_EXERCISE_
Go through the data below. List every line that holds the word "this".

** start PROVIDED ENTRIES **

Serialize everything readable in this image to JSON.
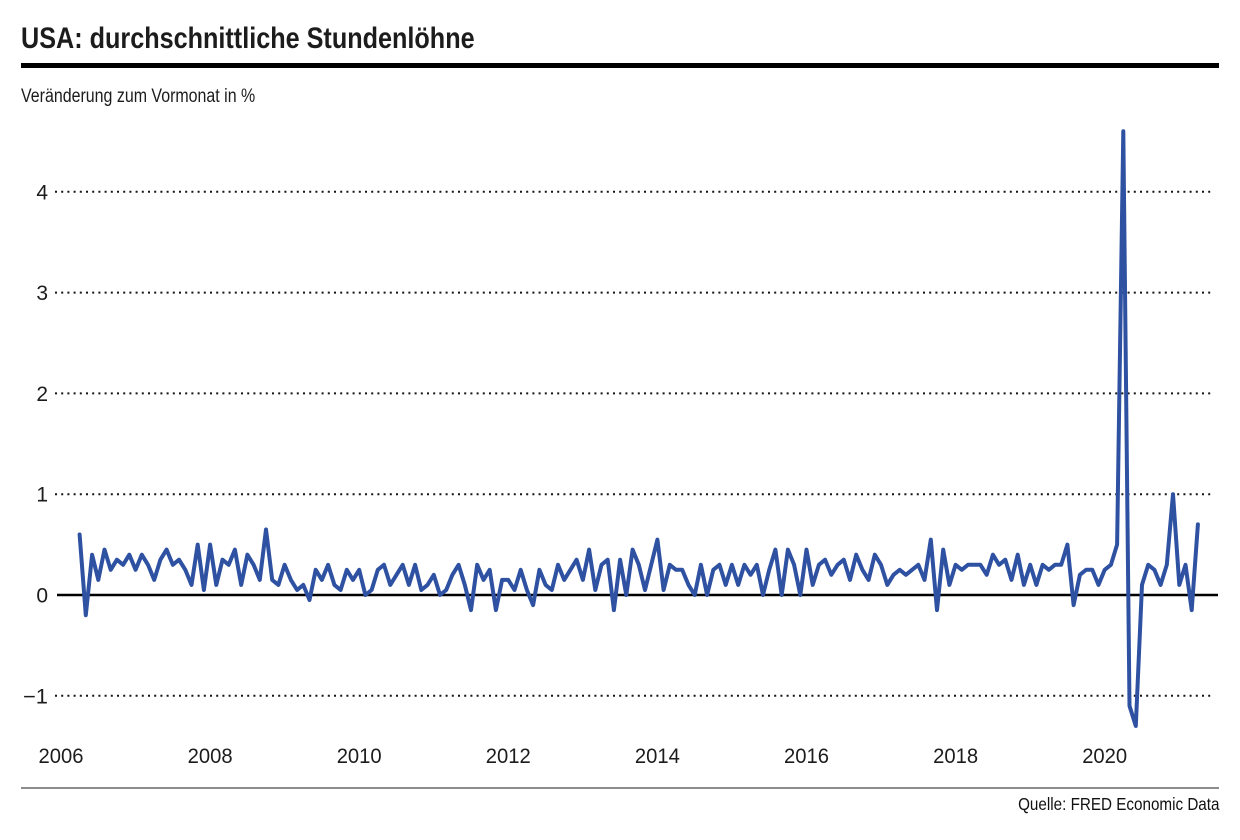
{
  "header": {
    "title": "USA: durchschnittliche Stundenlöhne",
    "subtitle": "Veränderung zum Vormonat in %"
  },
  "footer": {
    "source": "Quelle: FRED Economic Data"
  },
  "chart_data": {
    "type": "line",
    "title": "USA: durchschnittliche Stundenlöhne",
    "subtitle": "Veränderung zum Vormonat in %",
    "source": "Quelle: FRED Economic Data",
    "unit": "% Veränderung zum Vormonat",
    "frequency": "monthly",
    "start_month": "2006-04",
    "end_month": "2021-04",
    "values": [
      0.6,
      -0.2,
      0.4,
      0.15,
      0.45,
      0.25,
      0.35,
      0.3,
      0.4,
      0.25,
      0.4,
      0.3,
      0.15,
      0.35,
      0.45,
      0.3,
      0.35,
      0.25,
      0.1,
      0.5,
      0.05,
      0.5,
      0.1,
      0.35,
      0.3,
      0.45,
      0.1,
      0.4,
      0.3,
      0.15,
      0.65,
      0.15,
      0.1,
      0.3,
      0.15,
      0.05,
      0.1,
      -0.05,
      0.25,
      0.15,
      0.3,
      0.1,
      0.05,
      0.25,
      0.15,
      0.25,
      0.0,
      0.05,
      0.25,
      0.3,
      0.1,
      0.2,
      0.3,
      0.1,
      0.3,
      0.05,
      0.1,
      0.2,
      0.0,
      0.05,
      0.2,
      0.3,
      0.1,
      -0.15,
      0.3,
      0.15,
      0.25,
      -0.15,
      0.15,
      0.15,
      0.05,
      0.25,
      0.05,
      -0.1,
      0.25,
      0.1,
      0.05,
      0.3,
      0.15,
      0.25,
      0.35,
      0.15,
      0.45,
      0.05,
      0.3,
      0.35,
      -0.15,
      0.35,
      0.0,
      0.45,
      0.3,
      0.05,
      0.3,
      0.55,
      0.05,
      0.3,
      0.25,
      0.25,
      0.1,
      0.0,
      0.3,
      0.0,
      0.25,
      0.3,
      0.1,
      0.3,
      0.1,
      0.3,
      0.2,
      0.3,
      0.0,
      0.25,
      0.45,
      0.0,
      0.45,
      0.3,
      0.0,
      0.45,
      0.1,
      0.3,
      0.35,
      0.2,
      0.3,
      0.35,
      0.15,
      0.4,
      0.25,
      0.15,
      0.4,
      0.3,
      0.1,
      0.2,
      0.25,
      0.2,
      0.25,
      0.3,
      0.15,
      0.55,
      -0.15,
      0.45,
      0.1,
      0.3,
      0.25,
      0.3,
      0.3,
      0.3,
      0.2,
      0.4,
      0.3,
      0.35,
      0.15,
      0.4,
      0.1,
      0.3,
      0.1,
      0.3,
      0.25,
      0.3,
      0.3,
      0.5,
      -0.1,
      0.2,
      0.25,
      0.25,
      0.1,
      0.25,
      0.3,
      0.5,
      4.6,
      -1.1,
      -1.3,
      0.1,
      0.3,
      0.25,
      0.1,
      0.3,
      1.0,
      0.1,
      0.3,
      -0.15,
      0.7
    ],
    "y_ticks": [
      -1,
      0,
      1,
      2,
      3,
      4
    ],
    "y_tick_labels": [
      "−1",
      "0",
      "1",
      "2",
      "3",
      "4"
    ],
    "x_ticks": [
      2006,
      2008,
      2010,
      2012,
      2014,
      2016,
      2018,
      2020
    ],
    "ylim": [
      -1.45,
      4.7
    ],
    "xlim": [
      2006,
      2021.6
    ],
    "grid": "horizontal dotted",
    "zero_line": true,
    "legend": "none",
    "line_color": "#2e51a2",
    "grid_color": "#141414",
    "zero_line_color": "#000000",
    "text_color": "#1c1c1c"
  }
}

** end PROVIDED ENTRIES **
** start PROVIDED ENTRIES **

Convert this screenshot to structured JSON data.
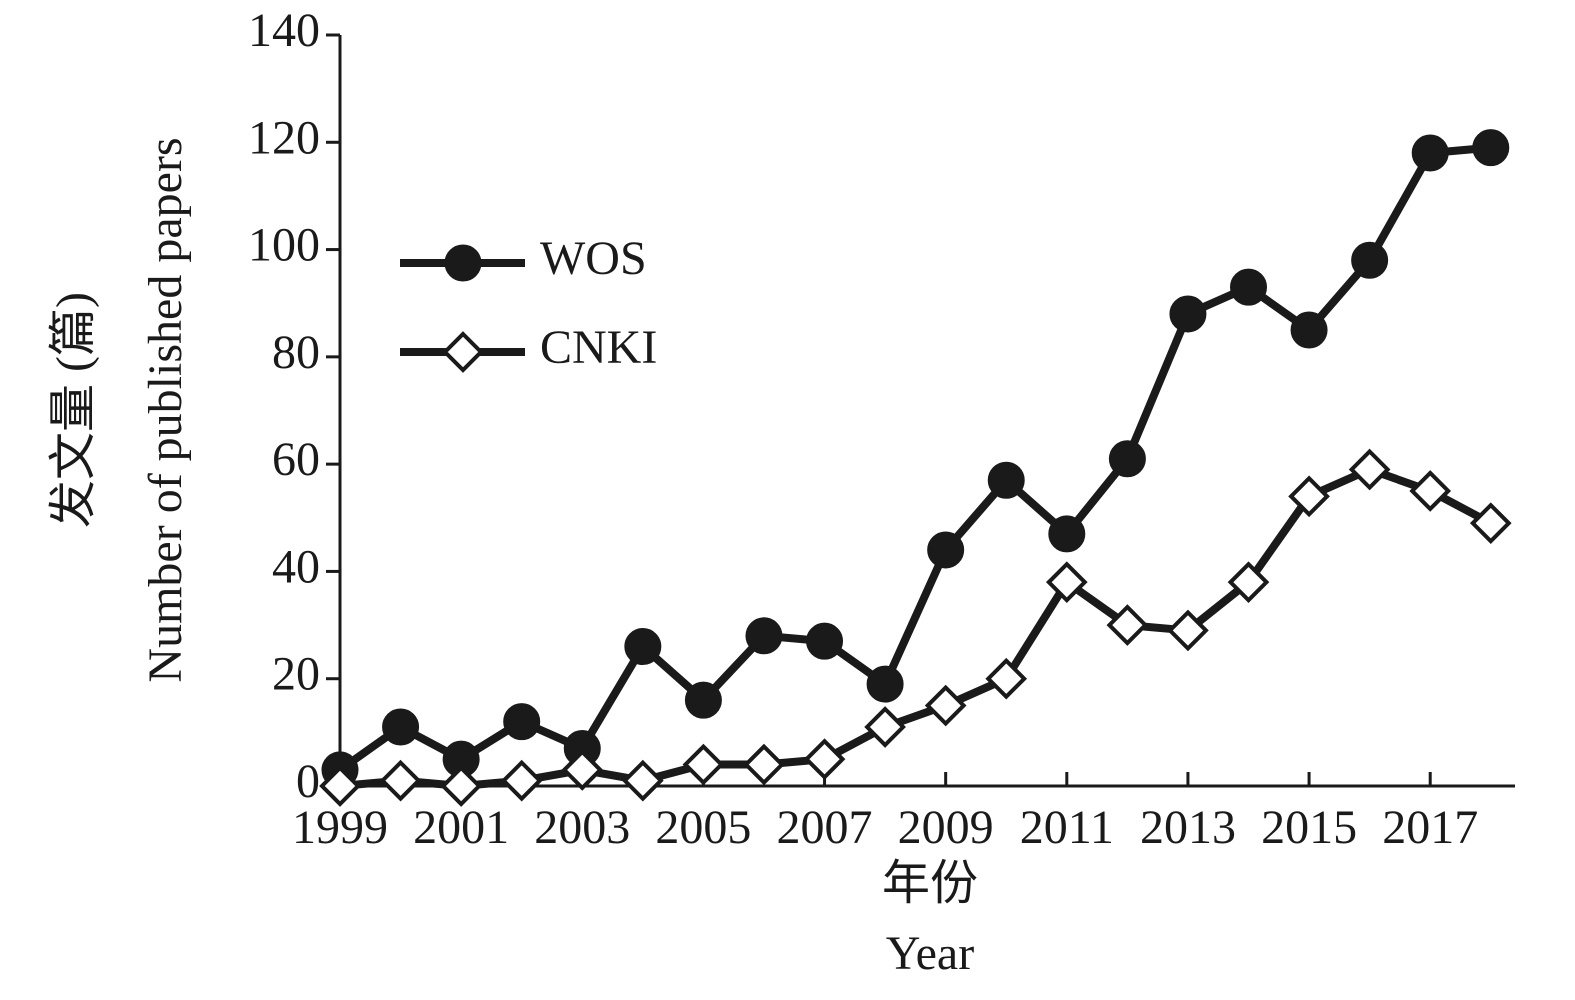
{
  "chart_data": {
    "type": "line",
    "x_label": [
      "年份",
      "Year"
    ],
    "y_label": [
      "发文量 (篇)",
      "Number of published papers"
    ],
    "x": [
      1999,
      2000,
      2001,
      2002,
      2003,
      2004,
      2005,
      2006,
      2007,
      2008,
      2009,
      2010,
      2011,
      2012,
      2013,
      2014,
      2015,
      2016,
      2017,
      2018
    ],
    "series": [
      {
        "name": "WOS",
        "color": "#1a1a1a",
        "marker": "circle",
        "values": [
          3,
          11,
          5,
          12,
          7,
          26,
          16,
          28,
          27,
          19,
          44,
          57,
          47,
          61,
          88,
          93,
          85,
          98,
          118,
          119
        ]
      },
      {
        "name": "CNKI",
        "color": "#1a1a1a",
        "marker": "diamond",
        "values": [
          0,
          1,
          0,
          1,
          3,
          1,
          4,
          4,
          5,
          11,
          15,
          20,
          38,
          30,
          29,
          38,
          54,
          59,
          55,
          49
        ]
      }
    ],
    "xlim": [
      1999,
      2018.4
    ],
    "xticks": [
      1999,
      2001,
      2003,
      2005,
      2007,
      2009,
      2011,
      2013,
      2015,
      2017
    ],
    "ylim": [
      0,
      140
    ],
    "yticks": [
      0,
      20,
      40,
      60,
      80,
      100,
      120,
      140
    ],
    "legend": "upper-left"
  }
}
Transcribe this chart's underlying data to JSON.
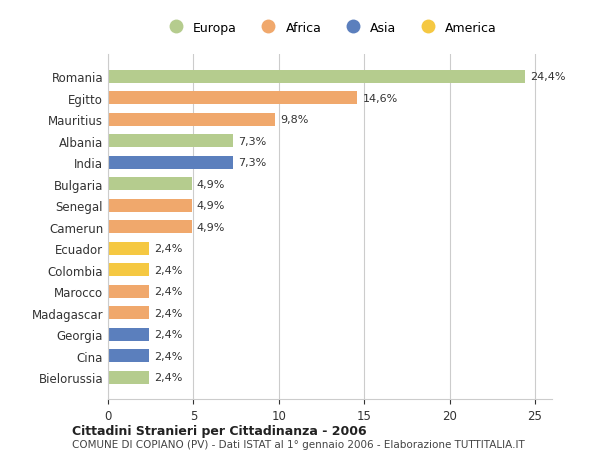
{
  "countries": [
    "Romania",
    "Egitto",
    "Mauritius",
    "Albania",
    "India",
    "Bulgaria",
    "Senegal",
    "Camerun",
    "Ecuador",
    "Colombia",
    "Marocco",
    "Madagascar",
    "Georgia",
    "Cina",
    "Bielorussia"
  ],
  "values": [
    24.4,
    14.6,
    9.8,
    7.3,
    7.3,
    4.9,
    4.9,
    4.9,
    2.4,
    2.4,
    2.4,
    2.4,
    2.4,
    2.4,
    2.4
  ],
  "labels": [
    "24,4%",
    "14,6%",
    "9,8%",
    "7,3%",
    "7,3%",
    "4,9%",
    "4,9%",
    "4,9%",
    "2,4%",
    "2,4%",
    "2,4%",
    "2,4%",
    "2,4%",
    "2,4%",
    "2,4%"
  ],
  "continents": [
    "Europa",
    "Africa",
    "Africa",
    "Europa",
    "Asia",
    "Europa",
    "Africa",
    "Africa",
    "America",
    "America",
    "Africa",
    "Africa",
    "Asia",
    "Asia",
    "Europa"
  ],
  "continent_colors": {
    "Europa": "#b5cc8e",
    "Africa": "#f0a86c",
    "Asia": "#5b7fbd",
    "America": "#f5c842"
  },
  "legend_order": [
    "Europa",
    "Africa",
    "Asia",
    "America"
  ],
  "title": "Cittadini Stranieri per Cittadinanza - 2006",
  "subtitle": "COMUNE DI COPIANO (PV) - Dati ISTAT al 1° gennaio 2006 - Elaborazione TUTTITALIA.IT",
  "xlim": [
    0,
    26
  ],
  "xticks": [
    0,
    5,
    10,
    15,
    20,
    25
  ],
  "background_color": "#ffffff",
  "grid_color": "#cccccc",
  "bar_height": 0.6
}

** end PROVIDED ENTRIES **

_IN RESPONSE_
Serialize everything readable in this image to JSON.
Convert this screenshot to structured JSON data.
Transcribe this chart's underlying data to JSON.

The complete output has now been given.